_TASK OBJECTIVE_. List all lines in the material below that contain "Llameante".

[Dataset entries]

┄┄┄┄┄┄

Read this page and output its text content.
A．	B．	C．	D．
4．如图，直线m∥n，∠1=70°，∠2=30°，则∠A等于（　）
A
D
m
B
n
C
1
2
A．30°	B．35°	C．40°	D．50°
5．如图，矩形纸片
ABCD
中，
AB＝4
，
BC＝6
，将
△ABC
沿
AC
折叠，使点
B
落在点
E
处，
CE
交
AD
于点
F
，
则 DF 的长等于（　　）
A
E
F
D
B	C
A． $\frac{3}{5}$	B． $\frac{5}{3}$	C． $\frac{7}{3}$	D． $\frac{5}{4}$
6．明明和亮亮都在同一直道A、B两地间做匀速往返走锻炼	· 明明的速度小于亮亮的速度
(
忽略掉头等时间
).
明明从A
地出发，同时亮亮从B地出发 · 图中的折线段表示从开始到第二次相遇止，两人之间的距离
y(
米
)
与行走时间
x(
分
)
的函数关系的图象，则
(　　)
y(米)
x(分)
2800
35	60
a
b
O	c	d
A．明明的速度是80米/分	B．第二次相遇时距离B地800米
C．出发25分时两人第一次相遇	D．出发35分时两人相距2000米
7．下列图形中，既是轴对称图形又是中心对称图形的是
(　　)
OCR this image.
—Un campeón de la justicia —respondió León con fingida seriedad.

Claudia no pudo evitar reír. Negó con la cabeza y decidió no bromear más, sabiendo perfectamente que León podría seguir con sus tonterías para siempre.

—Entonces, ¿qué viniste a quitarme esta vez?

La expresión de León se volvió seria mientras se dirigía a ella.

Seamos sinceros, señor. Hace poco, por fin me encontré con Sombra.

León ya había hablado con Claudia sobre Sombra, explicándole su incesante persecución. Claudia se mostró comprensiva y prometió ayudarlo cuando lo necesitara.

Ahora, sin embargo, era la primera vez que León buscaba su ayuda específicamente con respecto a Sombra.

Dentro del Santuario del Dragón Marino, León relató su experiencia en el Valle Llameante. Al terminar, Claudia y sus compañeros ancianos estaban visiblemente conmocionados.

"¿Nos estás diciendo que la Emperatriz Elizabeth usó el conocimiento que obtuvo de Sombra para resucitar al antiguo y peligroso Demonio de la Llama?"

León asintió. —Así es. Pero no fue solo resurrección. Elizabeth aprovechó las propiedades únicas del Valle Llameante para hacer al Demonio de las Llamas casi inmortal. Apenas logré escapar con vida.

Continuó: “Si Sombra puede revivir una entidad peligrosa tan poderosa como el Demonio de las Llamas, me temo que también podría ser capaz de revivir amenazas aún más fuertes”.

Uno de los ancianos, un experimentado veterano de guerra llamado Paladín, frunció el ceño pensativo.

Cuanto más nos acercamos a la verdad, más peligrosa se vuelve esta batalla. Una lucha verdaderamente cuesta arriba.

┄┄┄┄┄┄

_EXERCISE RESULT_.
Dentro del Santuario del Dragón Marino, León relató su experiencia en el Valle Llameante. Al terminar, Claudia y sus compañeros ancianos estaban visiblemente conmocionados.
León asintió. —Así es. Pero no fue solo resurrección. Elizabeth aprovechó las propiedades únicas del Valle Llameante para hacer al Demonio de las Llamas casi inmortal. Apenas logré escapar con vida.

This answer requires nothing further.